▶ Material for the task

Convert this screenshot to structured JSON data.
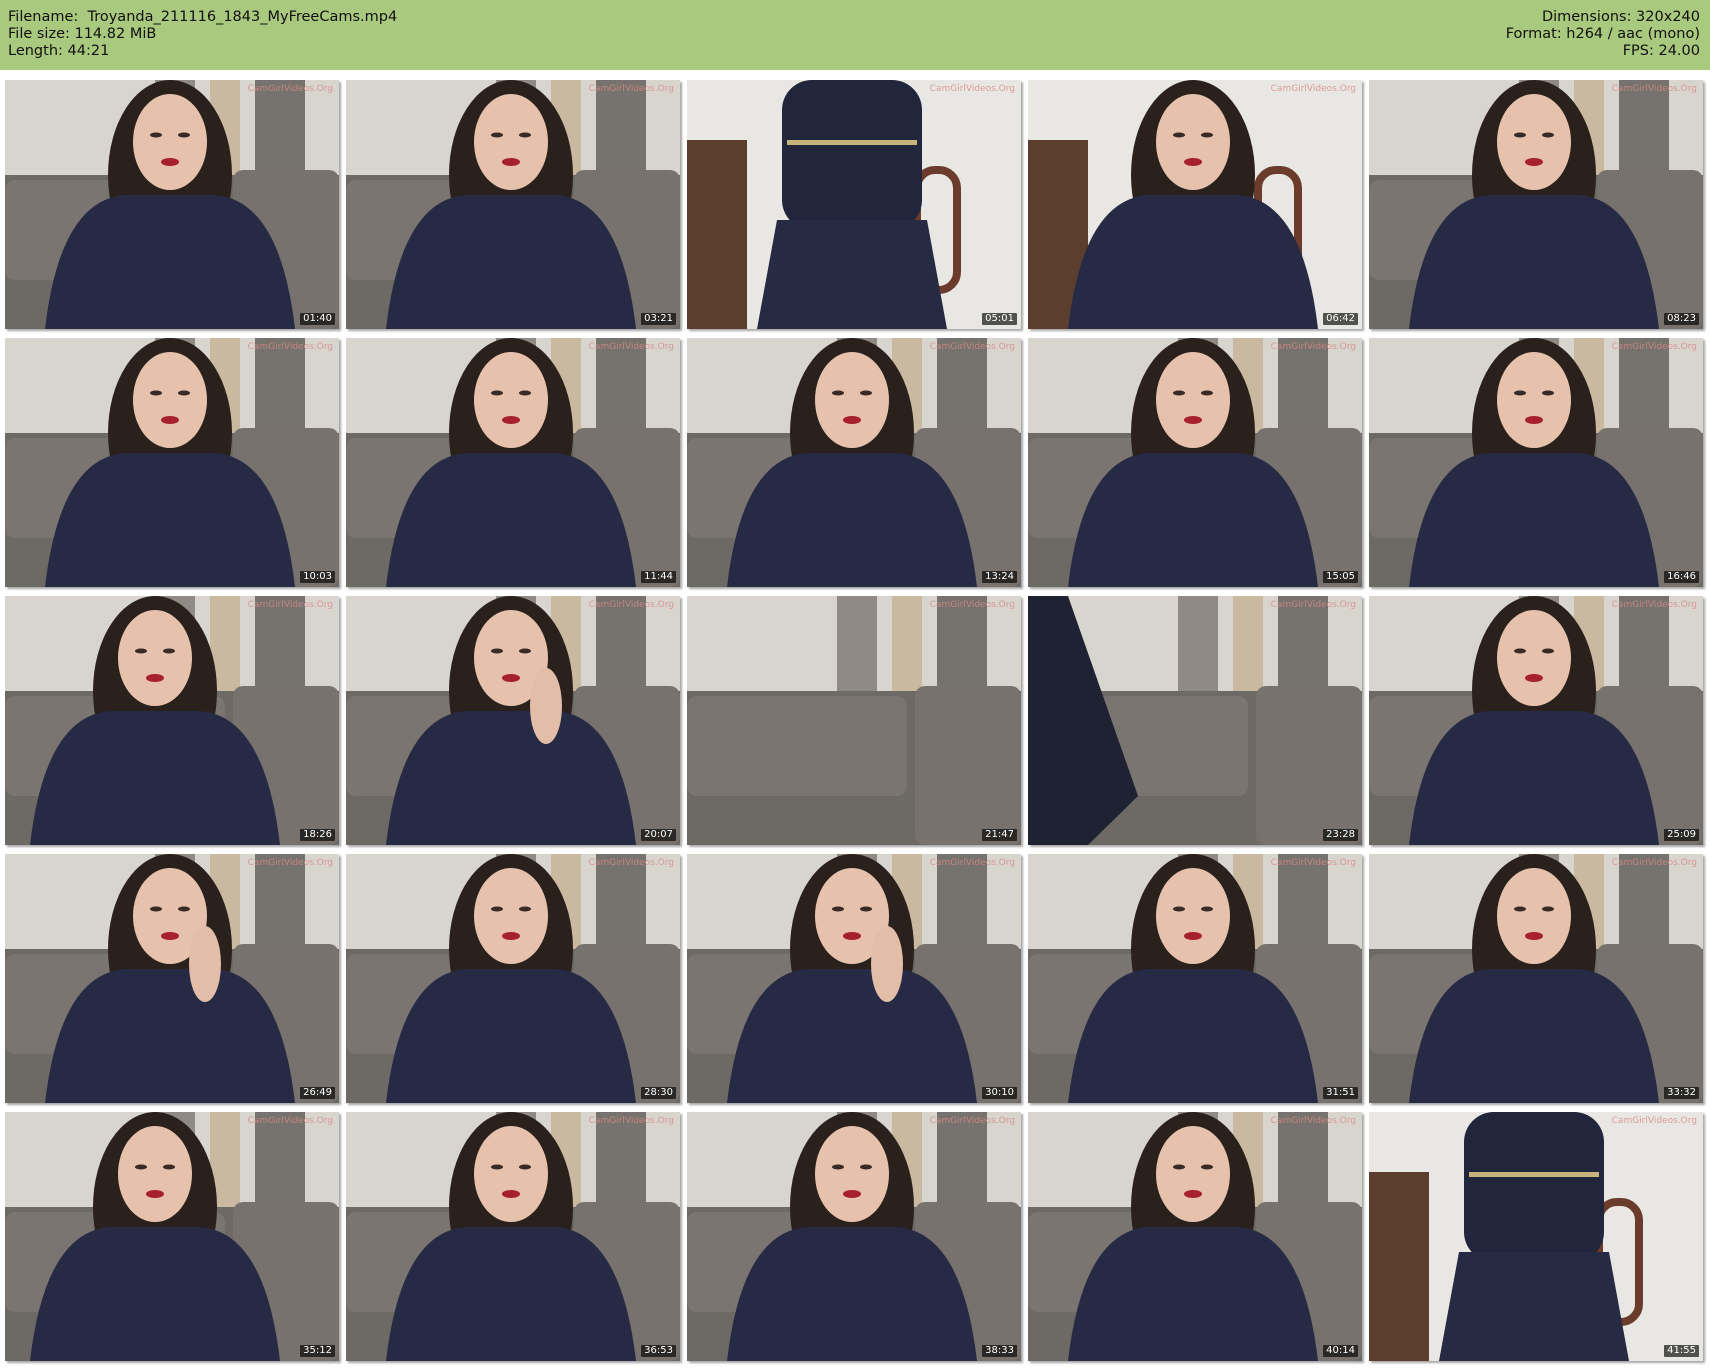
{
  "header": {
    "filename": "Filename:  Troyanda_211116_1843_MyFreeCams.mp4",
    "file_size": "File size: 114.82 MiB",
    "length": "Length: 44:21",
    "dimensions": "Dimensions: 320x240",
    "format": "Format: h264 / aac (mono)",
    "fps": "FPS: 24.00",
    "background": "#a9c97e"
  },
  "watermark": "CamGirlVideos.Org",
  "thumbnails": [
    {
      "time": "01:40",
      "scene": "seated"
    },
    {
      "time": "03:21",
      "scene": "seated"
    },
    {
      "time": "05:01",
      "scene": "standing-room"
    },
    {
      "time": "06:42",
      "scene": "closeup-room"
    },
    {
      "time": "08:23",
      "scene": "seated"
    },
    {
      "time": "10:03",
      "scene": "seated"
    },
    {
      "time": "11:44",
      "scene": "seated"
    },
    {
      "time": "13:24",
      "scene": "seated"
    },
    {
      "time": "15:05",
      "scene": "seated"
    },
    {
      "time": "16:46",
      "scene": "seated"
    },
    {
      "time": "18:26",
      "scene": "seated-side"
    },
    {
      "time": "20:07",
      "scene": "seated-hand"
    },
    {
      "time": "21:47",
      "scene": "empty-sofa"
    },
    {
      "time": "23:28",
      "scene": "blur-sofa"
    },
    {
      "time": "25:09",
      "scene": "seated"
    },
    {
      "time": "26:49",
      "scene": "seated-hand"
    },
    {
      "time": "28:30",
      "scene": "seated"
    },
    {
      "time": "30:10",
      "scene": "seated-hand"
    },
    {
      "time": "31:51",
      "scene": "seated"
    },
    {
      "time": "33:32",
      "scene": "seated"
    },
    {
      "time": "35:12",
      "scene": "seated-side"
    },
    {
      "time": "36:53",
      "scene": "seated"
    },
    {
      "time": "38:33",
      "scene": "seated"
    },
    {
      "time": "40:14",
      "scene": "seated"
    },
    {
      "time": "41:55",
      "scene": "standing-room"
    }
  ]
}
...
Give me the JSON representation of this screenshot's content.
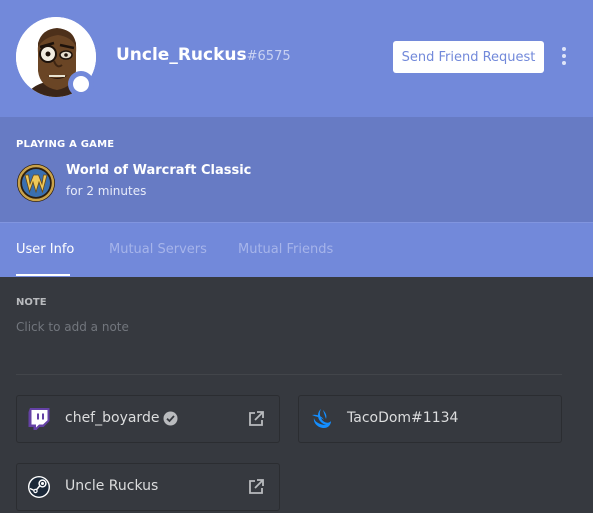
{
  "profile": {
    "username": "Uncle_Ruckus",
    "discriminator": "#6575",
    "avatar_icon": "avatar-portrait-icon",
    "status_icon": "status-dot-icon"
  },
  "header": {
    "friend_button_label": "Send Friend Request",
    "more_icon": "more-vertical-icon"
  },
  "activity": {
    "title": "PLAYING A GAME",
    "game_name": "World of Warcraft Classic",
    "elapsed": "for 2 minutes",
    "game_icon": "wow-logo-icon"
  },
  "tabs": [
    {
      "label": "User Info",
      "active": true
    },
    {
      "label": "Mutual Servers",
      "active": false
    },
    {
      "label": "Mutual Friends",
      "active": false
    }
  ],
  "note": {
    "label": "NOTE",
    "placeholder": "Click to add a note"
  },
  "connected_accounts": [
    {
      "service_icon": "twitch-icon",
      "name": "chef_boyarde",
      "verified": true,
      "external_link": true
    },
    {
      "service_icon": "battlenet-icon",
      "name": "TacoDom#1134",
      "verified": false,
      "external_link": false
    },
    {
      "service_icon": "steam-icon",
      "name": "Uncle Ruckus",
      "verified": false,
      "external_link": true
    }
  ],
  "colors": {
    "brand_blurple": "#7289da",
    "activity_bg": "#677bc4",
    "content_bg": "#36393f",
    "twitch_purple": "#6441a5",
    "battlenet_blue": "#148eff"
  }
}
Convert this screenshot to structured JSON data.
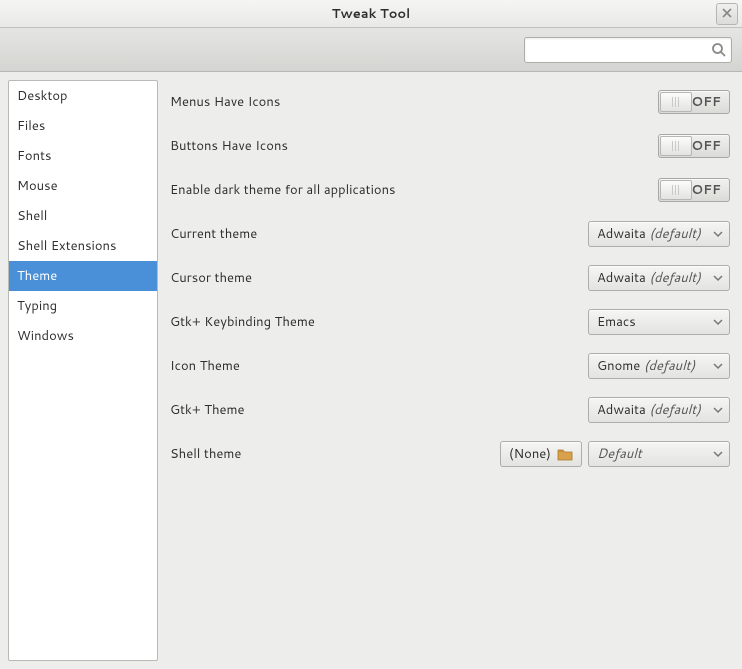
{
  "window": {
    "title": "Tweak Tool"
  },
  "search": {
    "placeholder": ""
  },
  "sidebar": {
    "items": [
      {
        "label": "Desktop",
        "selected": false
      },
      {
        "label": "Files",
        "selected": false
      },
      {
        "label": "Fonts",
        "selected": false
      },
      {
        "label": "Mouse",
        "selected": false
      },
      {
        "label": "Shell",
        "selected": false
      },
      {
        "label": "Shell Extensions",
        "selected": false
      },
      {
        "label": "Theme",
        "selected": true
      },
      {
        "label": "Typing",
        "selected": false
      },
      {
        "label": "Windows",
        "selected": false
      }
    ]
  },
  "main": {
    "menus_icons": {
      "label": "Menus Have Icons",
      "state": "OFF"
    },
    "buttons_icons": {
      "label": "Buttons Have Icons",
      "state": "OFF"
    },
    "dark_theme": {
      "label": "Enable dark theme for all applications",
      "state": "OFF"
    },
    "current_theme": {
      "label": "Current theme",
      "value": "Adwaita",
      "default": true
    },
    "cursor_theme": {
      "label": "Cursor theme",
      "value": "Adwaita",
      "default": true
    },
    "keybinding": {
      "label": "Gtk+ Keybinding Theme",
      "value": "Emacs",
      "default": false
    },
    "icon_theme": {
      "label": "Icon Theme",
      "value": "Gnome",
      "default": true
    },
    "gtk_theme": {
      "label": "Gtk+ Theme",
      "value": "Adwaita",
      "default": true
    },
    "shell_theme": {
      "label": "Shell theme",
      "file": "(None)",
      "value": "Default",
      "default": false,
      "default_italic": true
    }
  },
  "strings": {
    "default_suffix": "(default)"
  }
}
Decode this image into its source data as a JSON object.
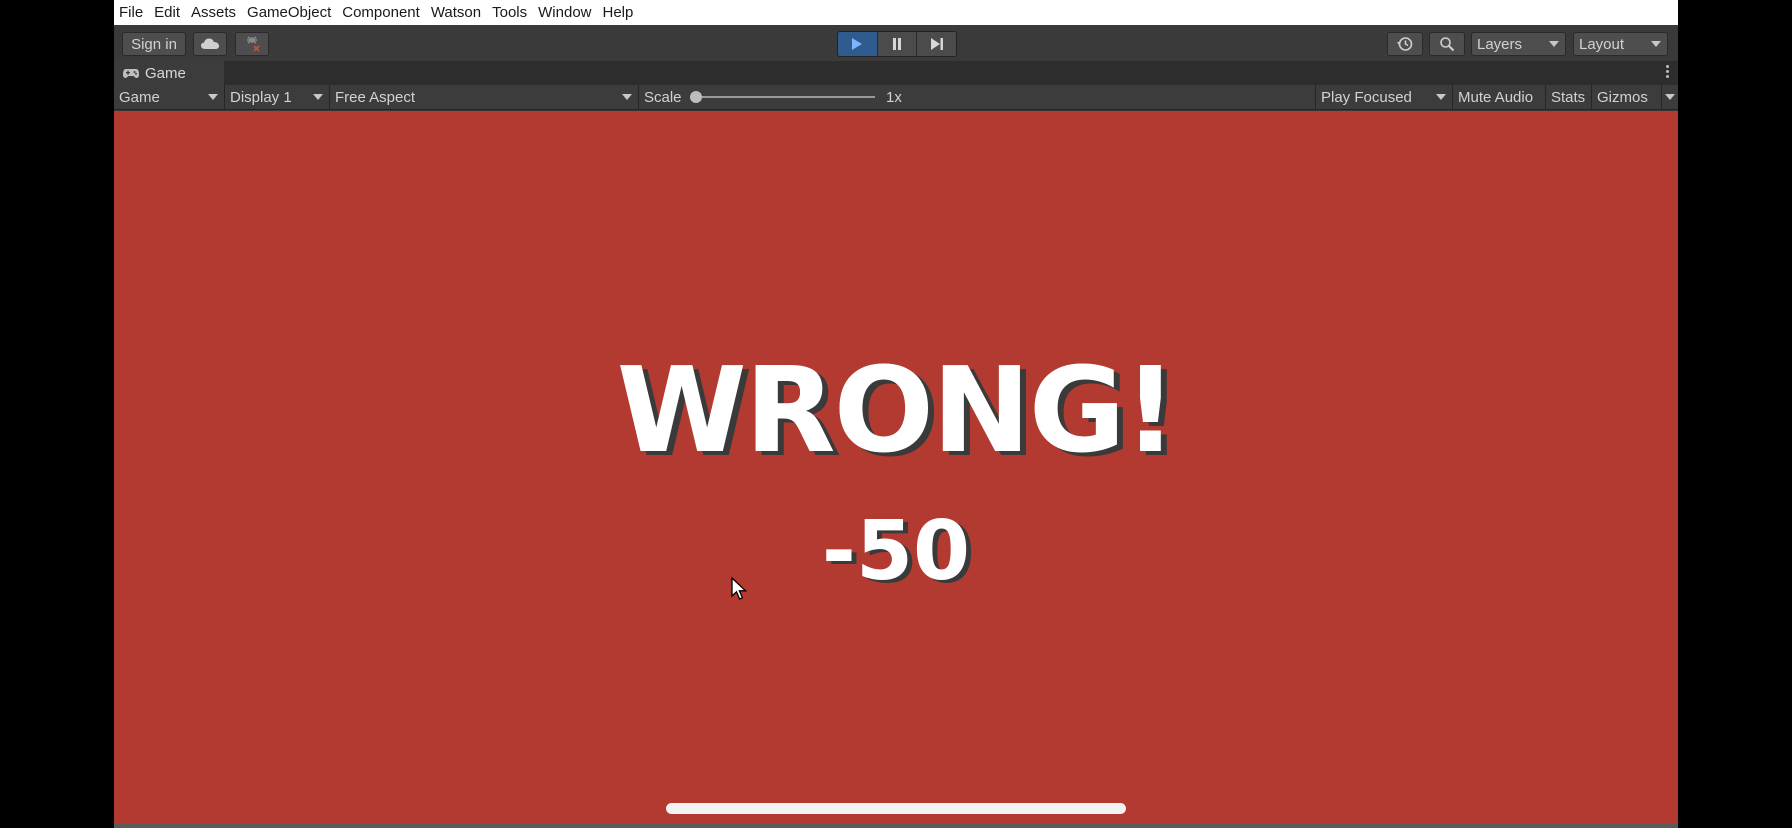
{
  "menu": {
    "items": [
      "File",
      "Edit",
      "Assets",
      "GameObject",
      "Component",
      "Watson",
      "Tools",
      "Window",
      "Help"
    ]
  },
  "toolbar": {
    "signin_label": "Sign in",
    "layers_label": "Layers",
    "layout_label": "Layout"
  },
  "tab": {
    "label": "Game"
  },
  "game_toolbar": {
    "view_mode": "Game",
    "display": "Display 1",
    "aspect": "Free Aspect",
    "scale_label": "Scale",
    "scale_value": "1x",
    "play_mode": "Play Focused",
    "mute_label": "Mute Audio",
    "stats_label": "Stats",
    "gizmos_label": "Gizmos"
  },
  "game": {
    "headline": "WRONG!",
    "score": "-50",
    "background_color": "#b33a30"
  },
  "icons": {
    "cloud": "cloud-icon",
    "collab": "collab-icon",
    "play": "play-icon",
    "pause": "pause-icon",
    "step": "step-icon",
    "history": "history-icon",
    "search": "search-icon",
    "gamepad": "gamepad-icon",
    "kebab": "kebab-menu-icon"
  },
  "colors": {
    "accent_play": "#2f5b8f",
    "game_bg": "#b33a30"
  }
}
* * *
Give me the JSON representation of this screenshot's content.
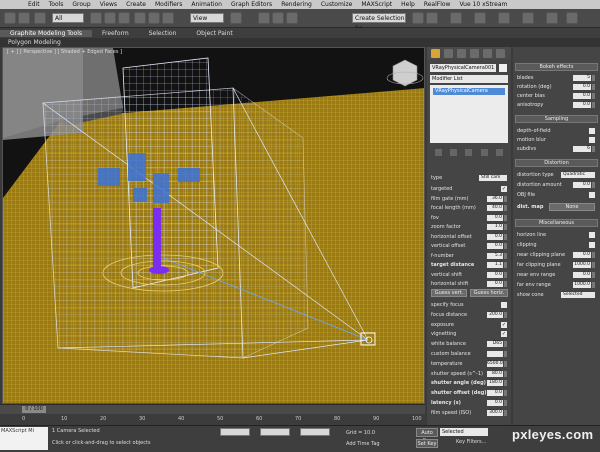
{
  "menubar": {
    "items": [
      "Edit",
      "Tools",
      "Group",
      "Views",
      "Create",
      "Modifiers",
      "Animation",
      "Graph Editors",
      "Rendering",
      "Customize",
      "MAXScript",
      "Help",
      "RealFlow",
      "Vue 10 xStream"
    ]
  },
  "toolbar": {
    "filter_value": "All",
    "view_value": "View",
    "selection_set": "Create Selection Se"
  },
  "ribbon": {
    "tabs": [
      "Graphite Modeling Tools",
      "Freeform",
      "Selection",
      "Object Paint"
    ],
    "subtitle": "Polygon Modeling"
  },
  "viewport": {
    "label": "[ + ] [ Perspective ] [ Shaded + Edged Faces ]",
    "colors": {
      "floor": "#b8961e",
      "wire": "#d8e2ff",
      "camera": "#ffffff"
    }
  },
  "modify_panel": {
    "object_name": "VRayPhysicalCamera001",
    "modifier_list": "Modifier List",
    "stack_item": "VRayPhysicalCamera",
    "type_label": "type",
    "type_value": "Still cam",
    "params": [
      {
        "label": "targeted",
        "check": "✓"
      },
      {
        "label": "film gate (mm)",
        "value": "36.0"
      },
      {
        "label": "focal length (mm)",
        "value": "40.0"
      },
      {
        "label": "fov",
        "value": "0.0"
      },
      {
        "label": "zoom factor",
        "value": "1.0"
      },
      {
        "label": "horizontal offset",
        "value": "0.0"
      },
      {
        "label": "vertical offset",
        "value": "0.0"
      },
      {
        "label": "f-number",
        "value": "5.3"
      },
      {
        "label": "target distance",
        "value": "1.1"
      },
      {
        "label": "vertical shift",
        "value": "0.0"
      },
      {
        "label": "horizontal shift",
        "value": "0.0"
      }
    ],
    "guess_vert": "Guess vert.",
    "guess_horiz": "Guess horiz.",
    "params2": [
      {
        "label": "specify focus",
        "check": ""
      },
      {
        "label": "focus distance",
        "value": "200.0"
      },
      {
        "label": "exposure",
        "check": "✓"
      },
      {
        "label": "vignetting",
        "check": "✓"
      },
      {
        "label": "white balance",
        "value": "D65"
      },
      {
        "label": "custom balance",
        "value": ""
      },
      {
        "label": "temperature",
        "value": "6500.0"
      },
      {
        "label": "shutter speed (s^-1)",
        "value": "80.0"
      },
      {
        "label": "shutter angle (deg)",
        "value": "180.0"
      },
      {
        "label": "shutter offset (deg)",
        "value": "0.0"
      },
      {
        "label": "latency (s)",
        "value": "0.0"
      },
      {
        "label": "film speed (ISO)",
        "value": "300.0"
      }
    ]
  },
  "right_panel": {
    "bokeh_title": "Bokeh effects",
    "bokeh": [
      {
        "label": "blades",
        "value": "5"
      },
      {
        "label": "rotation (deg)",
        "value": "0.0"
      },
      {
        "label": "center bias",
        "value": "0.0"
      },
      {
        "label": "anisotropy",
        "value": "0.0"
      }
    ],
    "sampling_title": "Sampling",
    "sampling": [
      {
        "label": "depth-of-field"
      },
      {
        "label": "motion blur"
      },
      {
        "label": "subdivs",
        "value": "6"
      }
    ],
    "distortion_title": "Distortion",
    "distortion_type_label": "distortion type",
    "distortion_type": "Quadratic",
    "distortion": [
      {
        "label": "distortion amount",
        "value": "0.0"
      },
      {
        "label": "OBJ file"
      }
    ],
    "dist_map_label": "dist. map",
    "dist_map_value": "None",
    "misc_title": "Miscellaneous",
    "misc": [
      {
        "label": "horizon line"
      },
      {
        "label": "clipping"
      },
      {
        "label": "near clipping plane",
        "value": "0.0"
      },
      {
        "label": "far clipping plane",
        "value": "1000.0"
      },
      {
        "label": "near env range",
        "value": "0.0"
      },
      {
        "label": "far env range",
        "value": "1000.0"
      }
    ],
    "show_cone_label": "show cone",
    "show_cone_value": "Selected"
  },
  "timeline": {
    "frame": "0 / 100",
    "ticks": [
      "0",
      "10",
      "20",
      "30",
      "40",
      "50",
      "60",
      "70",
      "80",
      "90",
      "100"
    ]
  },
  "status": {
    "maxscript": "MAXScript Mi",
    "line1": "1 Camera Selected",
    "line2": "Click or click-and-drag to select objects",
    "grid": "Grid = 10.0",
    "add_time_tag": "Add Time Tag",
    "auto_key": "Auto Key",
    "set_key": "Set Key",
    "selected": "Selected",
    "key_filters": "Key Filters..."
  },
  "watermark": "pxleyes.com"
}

▶ Instruction
Pull out every line of the records above that contains the word "near".

▶ Response to the task
        "label": "near clipping plane",
        "label": "near env range",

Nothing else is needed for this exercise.